§ **Job**
Transcribe, word for word, the line containing "Parse this chart and return its data as JSON." and each line following it through the end of the listing below. Omit all other lines.

** START **

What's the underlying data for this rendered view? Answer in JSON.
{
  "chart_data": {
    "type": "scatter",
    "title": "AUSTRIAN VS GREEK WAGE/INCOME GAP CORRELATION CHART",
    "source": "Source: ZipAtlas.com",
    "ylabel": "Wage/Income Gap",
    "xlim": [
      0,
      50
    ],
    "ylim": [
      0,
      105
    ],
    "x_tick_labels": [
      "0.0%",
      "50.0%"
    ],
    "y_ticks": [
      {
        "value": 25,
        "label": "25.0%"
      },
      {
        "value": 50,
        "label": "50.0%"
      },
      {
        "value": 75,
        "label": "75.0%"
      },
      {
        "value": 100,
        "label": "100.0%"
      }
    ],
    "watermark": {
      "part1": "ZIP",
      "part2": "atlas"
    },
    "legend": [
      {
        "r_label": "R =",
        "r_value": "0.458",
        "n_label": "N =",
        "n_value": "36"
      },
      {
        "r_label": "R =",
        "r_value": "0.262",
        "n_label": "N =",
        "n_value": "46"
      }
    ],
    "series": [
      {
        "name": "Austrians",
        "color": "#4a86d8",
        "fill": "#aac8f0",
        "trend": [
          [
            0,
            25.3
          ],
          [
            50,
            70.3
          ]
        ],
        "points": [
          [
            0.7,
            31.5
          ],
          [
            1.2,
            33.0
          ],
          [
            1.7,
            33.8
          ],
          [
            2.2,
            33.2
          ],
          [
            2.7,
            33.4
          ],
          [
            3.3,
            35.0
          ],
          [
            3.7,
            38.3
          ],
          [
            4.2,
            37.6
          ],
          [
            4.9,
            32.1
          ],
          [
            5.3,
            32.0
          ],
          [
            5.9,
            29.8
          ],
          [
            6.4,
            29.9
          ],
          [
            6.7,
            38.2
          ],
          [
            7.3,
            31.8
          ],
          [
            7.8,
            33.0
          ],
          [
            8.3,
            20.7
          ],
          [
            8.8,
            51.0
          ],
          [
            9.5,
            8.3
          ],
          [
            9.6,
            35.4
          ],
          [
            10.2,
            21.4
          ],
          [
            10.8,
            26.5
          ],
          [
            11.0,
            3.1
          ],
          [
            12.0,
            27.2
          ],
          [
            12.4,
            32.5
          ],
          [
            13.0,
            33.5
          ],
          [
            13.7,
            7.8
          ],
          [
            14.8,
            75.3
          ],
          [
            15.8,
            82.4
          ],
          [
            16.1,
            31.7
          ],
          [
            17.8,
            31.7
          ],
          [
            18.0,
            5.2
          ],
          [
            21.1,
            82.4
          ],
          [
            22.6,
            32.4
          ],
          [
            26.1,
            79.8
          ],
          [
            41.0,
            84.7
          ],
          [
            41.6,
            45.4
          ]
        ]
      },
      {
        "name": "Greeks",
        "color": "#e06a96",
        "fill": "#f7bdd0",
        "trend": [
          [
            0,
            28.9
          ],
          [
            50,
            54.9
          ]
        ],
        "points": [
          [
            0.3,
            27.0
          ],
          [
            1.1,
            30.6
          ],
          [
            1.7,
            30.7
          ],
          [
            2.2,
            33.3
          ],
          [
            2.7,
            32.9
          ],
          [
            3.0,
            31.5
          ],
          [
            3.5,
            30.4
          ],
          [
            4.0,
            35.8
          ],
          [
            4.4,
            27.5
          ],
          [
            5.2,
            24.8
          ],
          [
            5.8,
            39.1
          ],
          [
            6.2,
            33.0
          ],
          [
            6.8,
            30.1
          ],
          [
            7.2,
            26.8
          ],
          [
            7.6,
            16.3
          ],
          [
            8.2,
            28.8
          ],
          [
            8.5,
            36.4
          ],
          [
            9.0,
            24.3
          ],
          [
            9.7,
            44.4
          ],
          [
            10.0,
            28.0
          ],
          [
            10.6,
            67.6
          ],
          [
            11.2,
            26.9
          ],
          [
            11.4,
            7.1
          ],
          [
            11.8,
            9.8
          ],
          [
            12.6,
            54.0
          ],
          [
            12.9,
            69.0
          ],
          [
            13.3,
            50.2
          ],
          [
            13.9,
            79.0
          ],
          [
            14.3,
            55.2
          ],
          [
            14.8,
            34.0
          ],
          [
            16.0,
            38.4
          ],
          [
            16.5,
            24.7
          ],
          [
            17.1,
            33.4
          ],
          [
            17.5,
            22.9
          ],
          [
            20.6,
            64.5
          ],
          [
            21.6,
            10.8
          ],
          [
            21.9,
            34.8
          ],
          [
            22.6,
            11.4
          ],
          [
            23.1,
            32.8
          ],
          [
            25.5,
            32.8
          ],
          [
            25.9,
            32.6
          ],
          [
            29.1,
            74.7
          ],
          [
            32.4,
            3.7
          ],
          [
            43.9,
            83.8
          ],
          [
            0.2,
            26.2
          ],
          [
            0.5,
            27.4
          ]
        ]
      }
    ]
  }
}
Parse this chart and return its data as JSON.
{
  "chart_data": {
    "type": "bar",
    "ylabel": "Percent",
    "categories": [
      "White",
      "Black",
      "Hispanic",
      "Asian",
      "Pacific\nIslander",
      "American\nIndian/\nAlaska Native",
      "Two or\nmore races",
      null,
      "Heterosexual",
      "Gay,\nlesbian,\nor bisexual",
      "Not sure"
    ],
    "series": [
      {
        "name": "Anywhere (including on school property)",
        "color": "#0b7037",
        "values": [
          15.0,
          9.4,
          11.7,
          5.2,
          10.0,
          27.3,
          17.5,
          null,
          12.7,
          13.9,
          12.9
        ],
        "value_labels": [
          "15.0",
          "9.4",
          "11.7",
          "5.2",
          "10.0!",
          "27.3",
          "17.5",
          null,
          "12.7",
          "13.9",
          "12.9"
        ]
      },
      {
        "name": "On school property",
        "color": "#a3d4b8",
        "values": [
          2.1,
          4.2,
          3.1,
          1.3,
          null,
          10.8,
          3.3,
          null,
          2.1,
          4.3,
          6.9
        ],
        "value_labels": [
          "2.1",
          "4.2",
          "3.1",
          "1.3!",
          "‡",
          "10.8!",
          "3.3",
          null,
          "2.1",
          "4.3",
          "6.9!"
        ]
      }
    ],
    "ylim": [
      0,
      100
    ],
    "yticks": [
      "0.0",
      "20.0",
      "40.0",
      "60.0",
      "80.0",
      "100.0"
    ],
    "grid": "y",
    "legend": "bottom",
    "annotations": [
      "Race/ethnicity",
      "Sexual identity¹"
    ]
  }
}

** END **

§ **Task response**
Parse this chart and return its data as JSON.
{
  "chart_data": {
    "type": "bar",
    "ylabel": "Percent",
    "categories": [
      "White",
      "Black",
      "Hispanic",
      "Asian",
      "Pacific\nIslander",
      "American\nIndian/\nAlaska Native",
      "Two or\nmore races",
      null,
      "Heterosexual",
      "Gay,\nlesbian,\nor bisexual",
      "Not sure"
    ],
    "series": [
      {
        "name": "Anywhere (including on school property)",
        "color": "#0b7037",
        "values": [
          15.0,
          9.4,
          11.7,
          5.2,
          10.0,
          27.3,
          17.5,
          null,
          12.7,
          13.9,
          12.9
        ],
        "value_labels": [
          "15.0",
          "9.4",
          "11.7",
          "5.2",
          "10.0!",
          "27.3",
          "17.5",
          null,
          "12.7",
          "13.9",
          "12.9"
        ]
      },
      {
        "name": "On school property",
        "color": "#a3d4b8",
        "values": [
          2.1,
          4.2,
          3.1,
          1.3,
          null,
          10.8,
          3.3,
          null,
          2.1,
          4.3,
          6.9
        ],
        "value_labels": [
          "2.1",
          "4.2",
          "3.1",
          "1.3!",
          "‡",
          "10.8!",
          "3.3",
          null,
          "2.1",
          "4.3",
          "6.9!"
        ]
      }
    ],
    "ylim": [
      0,
      100
    ],
    "yticks": [
      "0.0",
      "20.0",
      "40.0",
      "60.0",
      "80.0",
      "100.0"
    ],
    "grid": "y",
    "legend": "bottom",
    "annotations": [
      "Race/ethnicity",
      "Sexual identity¹"
    ]
  }
}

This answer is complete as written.